> [WORK TO DO]:
Retype the whole listing, please, keeping every line exact and dropping the pictures.

> [Dataset records]:
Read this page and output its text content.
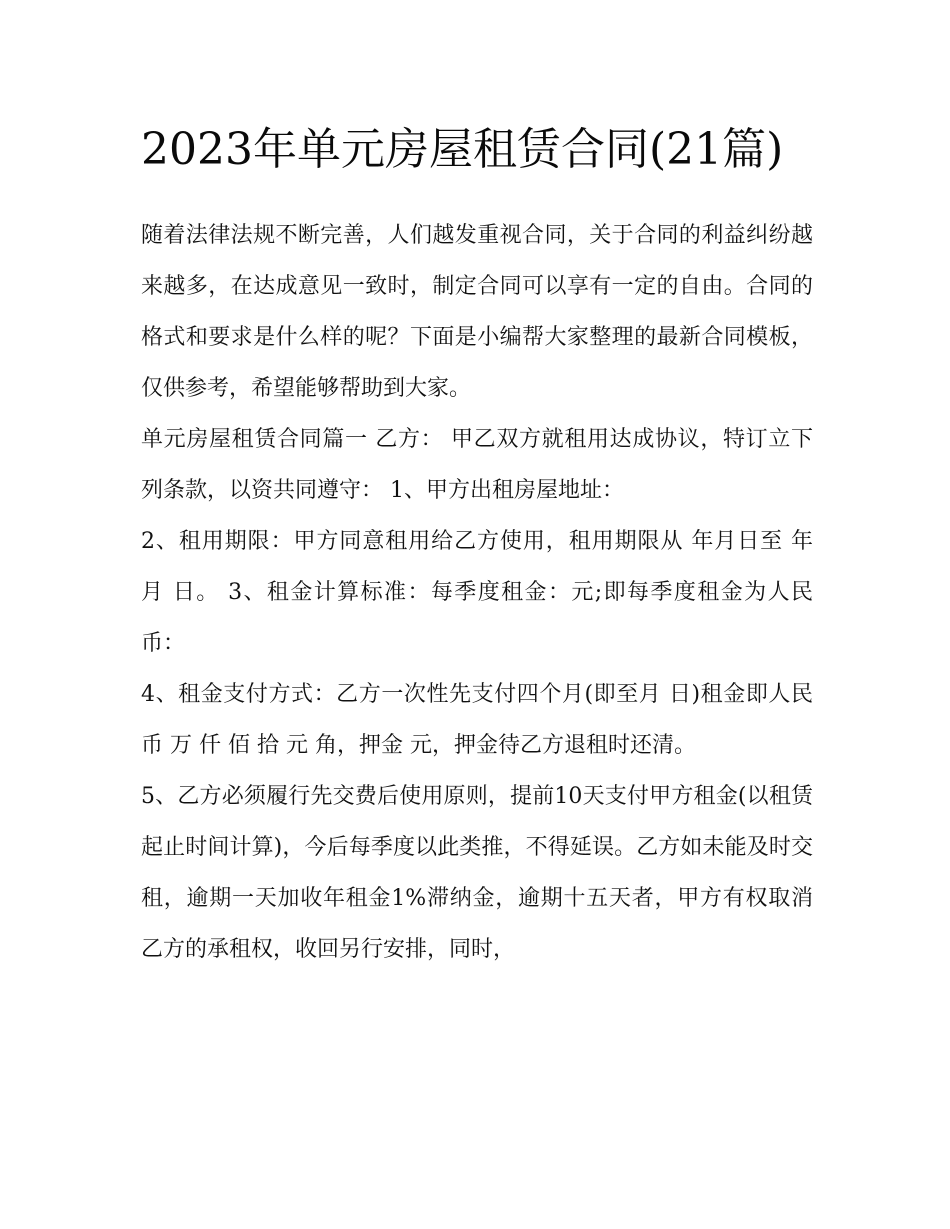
2023年单元房屋租赁合同(21篇)

随着法律法规不断完善，人们越发重视合同，关于合同的利益纠纷越来越多，在达成意见一致时，制定合同可以享有一定的自由。合同的格式和要求是什么样的呢？下面是小编帮大家整理的最新合同模板，仅供参考，希望能够帮助到大家。

单元房屋租赁合同篇一 乙方： 甲乙双方就租用达成协议，特订立下列条款，以资共同遵守： 1、甲方出租房屋地址：

2、租用期限：甲方同意租用给乙方使用，租用期限从 年月日至 年 月 日。 3、租金计算标准：每季度租金：元;即每季度租金为人民币：

4、租金支付方式：乙方一次性先支付四个月(即至月 日)租金即人民币 万 仟 佰 拾 元 角，押金 元，押金待乙方退租时还清。

5、乙方必须履行先交费后使用原则，提前10天支付甲方租金(以租赁起止时间计算)，今后每季度以此类推，不得延误。乙方如未能及时交租，逾期一天加收年租金1%滞纳金，逾期十五天者，甲方有权取消乙方的承租权，收回另行安排，同时，
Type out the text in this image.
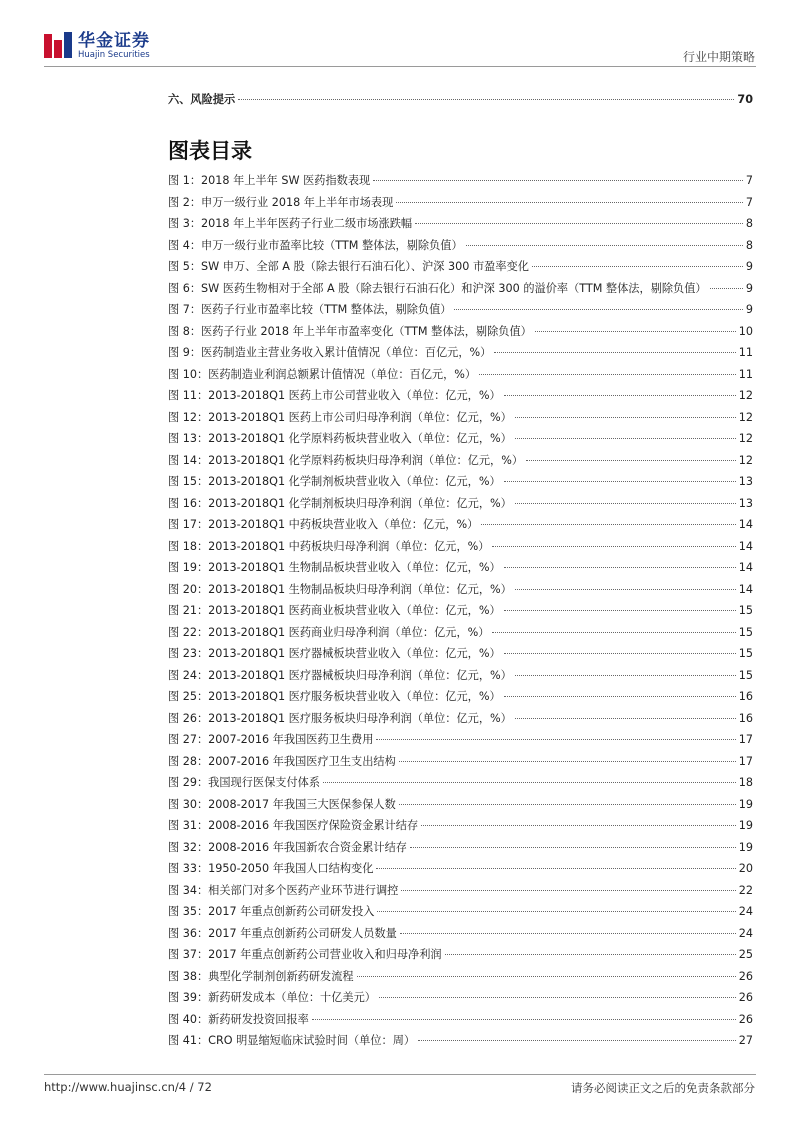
华金证券
Huajin Securities	行业中期策略
六、风险提示	70
图表目录
图 1：2018 年上半年 SW 医药指数表现	7
图 2：申万一级行业 2018 年上半年市场表现	7
图 3：2018 年上半年医药子行业二级市场涨跌幅	8
图 4：申万一级行业市盈率比较（TTM 整体法，剔除负值）	8
图 5：SW 申万、全部 A 股（除去银行石油石化）、沪深 300 市盈率变化	9
图 6：SW 医药生物相对于全部 A 股（除去银行石油石化）和沪深 300 的溢价率（TTM 整体法，剔除负值）	9
图 7：医药子行业市盈率比较（TTM 整体法，剔除负值）	9
图 8：医药子行业 2018 年上半年市盈率变化（TTM 整体法，剔除负值）	10
图 9：医药制造业主营业务收入累计值情况（单位：百亿元，%）	11
图 10：医药制造业利润总额累计值情况（单位：百亿元，%）	11
图 11：2013-2018Q1 医药上市公司营业收入（单位：亿元，%）	12
图 12：2013-2018Q1 医药上市公司归母净利润（单位：亿元，%）	12
图 13：2013-2018Q1 化学原料药板块营业收入（单位：亿元，%）	12
图 14：2013-2018Q1 化学原料药板块归母净利润（单位：亿元，%）	12
图 15：2013-2018Q1 化学制剂板块营业收入（单位：亿元，%）	13
图 16：2013-2018Q1 化学制剂板块归母净利润（单位：亿元，%）	13
图 17：2013-2018Q1 中药板块营业收入（单位：亿元，%）	14
图 18：2013-2018Q1 中药板块归母净利润（单位：亿元，%）	14
图 19：2013-2018Q1 生物制品板块营业收入（单位：亿元，%）	14
图 20：2013-2018Q1 生物制品板块归母净利润（单位：亿元，%）	14
图 21：2013-2018Q1 医药商业板块营业收入（单位：亿元，%）	15
图 22：2013-2018Q1 医药商业归母净利润（单位：亿元，%）	15
图 23：2013-2018Q1 医疗器械板块营业收入（单位：亿元，%）	15
图 24：2013-2018Q1 医疗器械板块归母净利润（单位：亿元，%）	15
图 25：2013-2018Q1 医疗服务板块营业收入（单位：亿元，%）	16
图 26：2013-2018Q1 医疗服务板块归母净利润（单位：亿元，%）	16
图 27：2007-2016 年我国医药卫生费用	17
图 28：2007-2016 年我国医疗卫生支出结构	17
图 29：我国现行医保支付体系	18
图 30：2008-2017 年我国三大医保参保人数	19
图 31：2008-2016 年我国医疗保险资金累计结存	19
图 32：2008-2016 年我国新农合资金累计结存	19
图 33：1950-2050 年我国人口结构变化	20
图 34：相关部门对多个医药产业环节进行调控	22
图 35：2017 年重点创新药公司研发投入	24
图 36：2017 年重点创新药公司研发人员数量	24
图 37：2017 年重点创新药公司营业收入和归母净利润	25
图 38：典型化学制剂创新药研发流程	26
图 39：新药研发成本（单位：十亿美元）	26
图 40：新药研发投资回报率	26
图 41：CRO 明显缩短临床试验时间（单位：周）	27
http://www.huajinsc.cn/4 / 72	请务必阅读正文之后的免责条款部分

> [OUTPUT FOR THIS TASK]:
Read this page and output its text content.
2023年单元房屋租赁合同(21篇)

随着法律法规不断完善，人们越发重视合同，关于合同的利益纠纷越来越多，在达成意见一致时，制定合同可以享有一定的自由。合同的格式和要求是什么样的呢？下面是小编帮大家整理的最新合同模板，仅供参考，希望能够帮助到大家。

单元房屋租赁合同篇一 乙方： 甲乙双方就租用达成协议，特订立下列条款，以资共同遵守： 1、甲方出租房屋地址：

2、租用期限：甲方同意租用给乙方使用，租用期限从 年月日至 年 月 日。 3、租金计算标准：每季度租金：元;即每季度租金为人民币：

4、租金支付方式：乙方一次性先支付四个月(即至月 日)租金即人民币 万 仟 佰 拾 元 角，押金 元，押金待乙方退租时还清。

5、乙方必须履行先交费后使用原则，提前10天支付甲方租金(以租赁起止时间计算)，今后每季度以此类推，不得延误。乙方如未能及时交租，逾期一天加收年租金1%滞纳金，逾期十五天者，甲方有权取消乙方的承租权，收回另行安排，同时，
Type out the text in this image.
华金证券
Huajin Securities	行业中期策略
六、风险提示	70
图表目录
图 1：2018 年上半年 SW 医药指数表现	7
图 2：申万一级行业 2018 年上半年市场表现	7
图 3：2018 年上半年医药子行业二级市场涨跌幅	8
图 4：申万一级行业市盈率比较（TTM 整体法，剔除负值）	8
图 5：SW 申万、全部 A 股（除去银行石油石化）、沪深 300 市盈率变化	9
图 6：SW 医药生物相对于全部 A 股（除去银行石油石化）和沪深 300 的溢价率（TTM 整体法，剔除负值）	9
图 7：医药子行业市盈率比较（TTM 整体法，剔除负值）	9
图 8：医药子行业 2018 年上半年市盈率变化（TTM 整体法，剔除负值）	10
图 9：医药制造业主营业务收入累计值情况（单位：百亿元，%）	11
图 10：医药制造业利润总额累计值情况（单位：百亿元，%）	11
图 11：2013-2018Q1 医药上市公司营业收入（单位：亿元，%）	12
图 12：2013-2018Q1 医药上市公司归母净利润（单位：亿元，%）	12
图 13：2013-2018Q1 化学原料药板块营业收入（单位：亿元，%）	12
图 14：2013-2018Q1 化学原料药板块归母净利润（单位：亿元，%）	12
图 15：2013-2018Q1 化学制剂板块营业收入（单位：亿元，%）	13
图 16：2013-2018Q1 化学制剂板块归母净利润（单位：亿元，%）	13
图 17：2013-2018Q1 中药板块营业收入（单位：亿元，%）	14
图 18：2013-2018Q1 中药板块归母净利润（单位：亿元，%）	14
图 19：2013-2018Q1 生物制品板块营业收入（单位：亿元，%）	14
图 20：2013-2018Q1 生物制品板块归母净利润（单位：亿元，%）	14
图 21：2013-2018Q1 医药商业板块营业收入（单位：亿元，%）	15
图 22：2013-2018Q1 医药商业归母净利润（单位：亿元，%）	15
图 23：2013-2018Q1 医疗器械板块营业收入（单位：亿元，%）	15
图 24：2013-2018Q1 医疗器械板块归母净利润（单位：亿元，%）	15
图 25：2013-2018Q1 医疗服务板块营业收入（单位：亿元，%）	16
图 26：2013-2018Q1 医疗服务板块归母净利润（单位：亿元，%）	16
图 27：2007-2016 年我国医药卫生费用	17
图 28：2007-2016 年我国医疗卫生支出结构	17
图 29：我国现行医保支付体系	18
图 30：2008-2017 年我国三大医保参保人数	19
图 31：2008-2016 年我国医疗保险资金累计结存	19
图 32：2008-2016 年我国新农合资金累计结存	19
图 33：1950-2050 年我国人口结构变化	20
图 34：相关部门对多个医药产业环节进行调控	22
图 35：2017 年重点创新药公司研发投入	24
图 36：2017 年重点创新药公司研发人员数量	24
图 37：2017 年重点创新药公司营业收入和归母净利润	25
图 38：典型化学制剂创新药研发流程	26
图 39：新药研发成本（单位：十亿美元）	26
图 40：新药研发投资回报率	26
图 41：CRO 明显缩短临床试验时间（单位：周）	27
http://www.huajinsc.cn/4 / 72	请务必阅读正文之后的免责条款部分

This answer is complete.